● Direction:
Give the number of lines below that contain the word "http", and nothing else.

● Entries:
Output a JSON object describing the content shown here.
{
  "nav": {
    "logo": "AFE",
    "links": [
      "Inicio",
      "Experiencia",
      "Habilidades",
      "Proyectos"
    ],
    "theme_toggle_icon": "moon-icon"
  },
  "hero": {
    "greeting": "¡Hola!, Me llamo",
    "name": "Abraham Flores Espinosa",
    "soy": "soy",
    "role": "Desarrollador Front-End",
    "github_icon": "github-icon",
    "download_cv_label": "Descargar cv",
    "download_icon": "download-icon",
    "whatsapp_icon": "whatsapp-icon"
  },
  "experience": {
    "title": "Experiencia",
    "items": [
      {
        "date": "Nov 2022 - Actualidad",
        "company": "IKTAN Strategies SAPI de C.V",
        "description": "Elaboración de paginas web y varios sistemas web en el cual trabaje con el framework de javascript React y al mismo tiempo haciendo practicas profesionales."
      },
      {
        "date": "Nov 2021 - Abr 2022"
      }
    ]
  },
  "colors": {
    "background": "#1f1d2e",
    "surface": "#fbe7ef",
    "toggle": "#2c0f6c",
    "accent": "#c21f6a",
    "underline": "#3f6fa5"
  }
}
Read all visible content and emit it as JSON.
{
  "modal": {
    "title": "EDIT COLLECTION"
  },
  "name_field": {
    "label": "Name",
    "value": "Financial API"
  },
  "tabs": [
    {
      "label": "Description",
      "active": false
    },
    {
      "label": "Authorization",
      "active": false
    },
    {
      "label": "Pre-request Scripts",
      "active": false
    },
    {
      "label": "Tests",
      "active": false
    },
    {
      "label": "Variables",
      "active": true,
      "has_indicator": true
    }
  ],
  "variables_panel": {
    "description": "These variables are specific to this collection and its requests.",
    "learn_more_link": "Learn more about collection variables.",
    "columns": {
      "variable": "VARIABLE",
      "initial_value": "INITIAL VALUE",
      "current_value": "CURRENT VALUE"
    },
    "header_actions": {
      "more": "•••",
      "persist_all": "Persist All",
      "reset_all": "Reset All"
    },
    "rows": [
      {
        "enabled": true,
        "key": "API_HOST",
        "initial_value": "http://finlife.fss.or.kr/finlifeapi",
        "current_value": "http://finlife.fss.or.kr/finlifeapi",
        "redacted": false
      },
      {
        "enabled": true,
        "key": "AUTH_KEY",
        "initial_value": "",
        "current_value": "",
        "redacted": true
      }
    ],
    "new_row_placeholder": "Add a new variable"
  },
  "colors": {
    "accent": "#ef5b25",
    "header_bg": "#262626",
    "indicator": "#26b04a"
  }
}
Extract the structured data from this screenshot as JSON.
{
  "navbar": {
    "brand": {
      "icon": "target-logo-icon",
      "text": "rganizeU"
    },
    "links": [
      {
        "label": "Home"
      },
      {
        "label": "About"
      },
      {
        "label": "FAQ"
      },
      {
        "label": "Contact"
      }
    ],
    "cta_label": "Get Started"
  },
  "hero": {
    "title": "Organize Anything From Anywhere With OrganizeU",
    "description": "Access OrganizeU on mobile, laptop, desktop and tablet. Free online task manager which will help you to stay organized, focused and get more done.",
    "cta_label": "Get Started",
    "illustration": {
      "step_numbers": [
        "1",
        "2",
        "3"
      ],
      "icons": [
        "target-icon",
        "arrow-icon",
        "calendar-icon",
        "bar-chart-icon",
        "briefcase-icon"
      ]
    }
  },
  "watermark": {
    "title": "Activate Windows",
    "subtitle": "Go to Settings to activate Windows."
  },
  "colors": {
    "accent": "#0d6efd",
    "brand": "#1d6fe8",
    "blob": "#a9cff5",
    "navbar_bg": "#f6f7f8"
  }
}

● Full solution:
2